Your task is to quote the material that follows, in full and exactly.

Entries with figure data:
[START]

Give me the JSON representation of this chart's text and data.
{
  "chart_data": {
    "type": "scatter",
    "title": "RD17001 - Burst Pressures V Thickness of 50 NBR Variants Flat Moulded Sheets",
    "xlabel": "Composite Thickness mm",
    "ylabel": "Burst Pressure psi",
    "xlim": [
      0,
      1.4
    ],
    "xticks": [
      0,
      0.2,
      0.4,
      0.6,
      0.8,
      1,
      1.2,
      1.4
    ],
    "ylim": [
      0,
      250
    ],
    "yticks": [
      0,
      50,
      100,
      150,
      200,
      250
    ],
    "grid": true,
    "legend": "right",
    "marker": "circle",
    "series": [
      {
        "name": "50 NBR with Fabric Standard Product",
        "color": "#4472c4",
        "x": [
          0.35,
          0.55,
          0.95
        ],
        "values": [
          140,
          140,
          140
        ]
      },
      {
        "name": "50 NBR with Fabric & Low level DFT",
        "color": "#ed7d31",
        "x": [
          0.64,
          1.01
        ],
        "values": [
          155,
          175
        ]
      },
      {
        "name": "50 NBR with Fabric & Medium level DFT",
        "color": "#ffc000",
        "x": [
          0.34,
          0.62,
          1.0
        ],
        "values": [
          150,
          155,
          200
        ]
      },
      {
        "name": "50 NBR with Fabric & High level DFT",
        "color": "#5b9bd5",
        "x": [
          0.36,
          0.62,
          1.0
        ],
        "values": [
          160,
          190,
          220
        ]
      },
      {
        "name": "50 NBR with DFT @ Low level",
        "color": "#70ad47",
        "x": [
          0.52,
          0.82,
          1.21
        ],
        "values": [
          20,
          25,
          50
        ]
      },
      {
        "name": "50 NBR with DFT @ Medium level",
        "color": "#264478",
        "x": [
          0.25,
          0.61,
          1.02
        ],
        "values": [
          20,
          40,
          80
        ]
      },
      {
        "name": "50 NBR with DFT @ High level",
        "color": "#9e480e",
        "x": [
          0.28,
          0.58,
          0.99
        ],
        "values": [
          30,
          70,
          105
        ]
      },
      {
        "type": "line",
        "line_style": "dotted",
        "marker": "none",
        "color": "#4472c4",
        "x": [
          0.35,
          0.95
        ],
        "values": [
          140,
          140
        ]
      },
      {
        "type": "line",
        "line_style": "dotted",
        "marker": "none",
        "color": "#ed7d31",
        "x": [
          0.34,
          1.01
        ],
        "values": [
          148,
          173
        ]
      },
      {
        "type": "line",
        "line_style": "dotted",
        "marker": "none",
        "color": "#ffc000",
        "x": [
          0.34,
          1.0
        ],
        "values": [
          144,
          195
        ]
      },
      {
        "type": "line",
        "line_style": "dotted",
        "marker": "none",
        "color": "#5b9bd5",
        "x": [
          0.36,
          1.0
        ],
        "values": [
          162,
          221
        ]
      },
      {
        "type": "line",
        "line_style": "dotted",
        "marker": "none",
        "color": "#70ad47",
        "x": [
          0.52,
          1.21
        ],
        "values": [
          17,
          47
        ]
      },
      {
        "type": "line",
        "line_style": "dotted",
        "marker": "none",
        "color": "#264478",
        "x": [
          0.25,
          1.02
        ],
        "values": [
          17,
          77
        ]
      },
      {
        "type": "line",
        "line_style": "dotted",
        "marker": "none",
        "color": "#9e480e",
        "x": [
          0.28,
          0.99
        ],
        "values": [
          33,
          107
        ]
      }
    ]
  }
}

[END]

## Correct result
Give me the JSON representation of this chart's text and data.
{
  "chart_data": {
    "type": "scatter",
    "title": "RD17001 - Burst Pressures V Thickness of 50 NBR Variants Flat Moulded Sheets",
    "xlabel": "Composite Thickness mm",
    "ylabel": "Burst Pressure psi",
    "xlim": [
      0,
      1.4
    ],
    "xticks": [
      0,
      0.2,
      0.4,
      0.6,
      0.8,
      1,
      1.2,
      1.4
    ],
    "ylim": [
      0,
      250
    ],
    "yticks": [
      0,
      50,
      100,
      150,
      200,
      250
    ],
    "grid": true,
    "legend": "right",
    "marker": "circle",
    "series": [
      {
        "name": "50 NBR with Fabric Standard Product",
        "color": "#4472c4",
        "x": [
          0.35,
          0.55,
          0.95
        ],
        "values": [
          140,
          140,
          140
        ]
      },
      {
        "name": "50 NBR with Fabric & Low level DFT",
        "color": "#ed7d31",
        "x": [
          0.64,
          1.01
        ],
        "values": [
          155,
          175
        ]
      },
      {
        "name": "50 NBR with Fabric & Medium level DFT",
        "color": "#ffc000",
        "x": [
          0.34,
          0.62,
          1.0
        ],
        "values": [
          150,
          155,
          200
        ]
      },
      {
        "name": "50 NBR with Fabric & High level DFT",
        "color": "#5b9bd5",
        "x": [
          0.36,
          0.62,
          1.0
        ],
        "values": [
          160,
          190,
          220
        ]
      },
      {
        "name": "50 NBR with DFT @ Low level",
        "color": "#70ad47",
        "x": [
          0.52,
          0.82,
          1.21
        ],
        "values": [
          20,
          25,
          50
        ]
      },
      {
        "name": "50 NBR with DFT @ Medium level",
        "color": "#264478",
        "x": [
          0.25,
          0.61,
          1.02
        ],
        "values": [
          20,
          40,
          80
        ]
      },
      {
        "name": "50 NBR with DFT @ High level",
        "color": "#9e480e",
        "x": [
          0.28,
          0.58,
          0.99
        ],
        "values": [
          30,
          70,
          105
        ]
      },
      {
        "type": "line",
        "line_style": "dotted",
        "marker": "none",
        "color": "#4472c4",
        "x": [
          0.35,
          0.95
        ],
        "values": [
          140,
          140
        ]
      },
      {
        "type": "line",
        "line_style": "dotted",
        "marker": "none",
        "color": "#ed7d31",
        "x": [
          0.34,
          1.01
        ],
        "values": [
          148,
          173
        ]
      },
      {
        "type": "line",
        "line_style": "dotted",
        "marker": "none",
        "color": "#ffc000",
        "x": [
          0.34,
          1.0
        ],
        "values": [
          144,
          195
        ]
      },
      {
        "type": "line",
        "line_style": "dotted",
        "marker": "none",
        "color": "#5b9bd5",
        "x": [
          0.36,
          1.0
        ],
        "values": [
          162,
          221
        ]
      },
      {
        "type": "line",
        "line_style": "dotted",
        "marker": "none",
        "color": "#70ad47",
        "x": [
          0.52,
          1.21
        ],
        "values": [
          17,
          47
        ]
      },
      {
        "type": "line",
        "line_style": "dotted",
        "marker": "none",
        "color": "#264478",
        "x": [
          0.25,
          1.02
        ],
        "values": [
          17,
          77
        ]
      },
      {
        "type": "line",
        "line_style": "dotted",
        "marker": "none",
        "color": "#9e480e",
        "x": [
          0.28,
          0.99
        ],
        "values": [
          33,
          107
        ]
      }
    ]
  }
}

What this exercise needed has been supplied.